* [Your task] Every line below should be repeated exactly.

* [Extracted entries]
☆ ☆ ☆ ☆

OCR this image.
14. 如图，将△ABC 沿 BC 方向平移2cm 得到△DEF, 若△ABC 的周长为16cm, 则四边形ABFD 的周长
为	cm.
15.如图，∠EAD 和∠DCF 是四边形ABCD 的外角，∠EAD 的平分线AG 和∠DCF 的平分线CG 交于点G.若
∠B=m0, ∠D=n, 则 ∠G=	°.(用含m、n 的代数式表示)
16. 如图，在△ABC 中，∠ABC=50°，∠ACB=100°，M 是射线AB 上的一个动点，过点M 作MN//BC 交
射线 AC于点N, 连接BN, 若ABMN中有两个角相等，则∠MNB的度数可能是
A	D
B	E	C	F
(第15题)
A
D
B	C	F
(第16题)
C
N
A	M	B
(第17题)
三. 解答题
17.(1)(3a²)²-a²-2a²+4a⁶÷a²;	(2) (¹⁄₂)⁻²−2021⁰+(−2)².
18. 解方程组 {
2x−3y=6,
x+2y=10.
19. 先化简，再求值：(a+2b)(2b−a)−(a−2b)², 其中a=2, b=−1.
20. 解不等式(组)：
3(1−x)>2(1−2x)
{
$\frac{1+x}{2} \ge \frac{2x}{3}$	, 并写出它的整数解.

☆ ☆ ☆ ☆

* [Response to this task]
OCR this image.
14. 如图，将△ABC 沿 BC 方向平移2cm 得到△DEF, 若△ABC 的周长为16cm, 则四边形ABFD 的周长
为	cm.
15.如图，∠EAD 和∠DCF 是四边形ABCD 的外角，∠EAD 的平分线AG 和∠DCF 的平分线CG 交于点G.若
∠B=m0, ∠D=n, 则 ∠G=	°.(用含m、n 的代数式表示)
16. 如图，在△ABC 中，∠ABC=50°，∠ACB=100°，M 是射线AB 上的一个动点，过点M 作MN//BC 交
射线 AC于点N, 连接BN, 若ABMN中有两个角相等，则∠MNB的度数可能是
A	D
B	E	C	F
(第15题)
A
D
B	C	F
(第16题)
C
N
A	M	B
(第17题)
三. 解答题
17.(1)(3a²)²-a²-2a²+4a⁶÷a²;	(2) (¹⁄₂)⁻²−2021⁰+(−2)².
18. 解方程组 {
2x−3y=6,
x+2y=10.
19. 先化简，再求值：(a+2b)(2b−a)−(a−2b)², 其中a=2, b=−1.
20. 解不等式(组)：
3(1−x)>2(1−2x)
{
$\frac{1+x}{2} \ge \frac{2x}{3}$	, 并写出它的整数解.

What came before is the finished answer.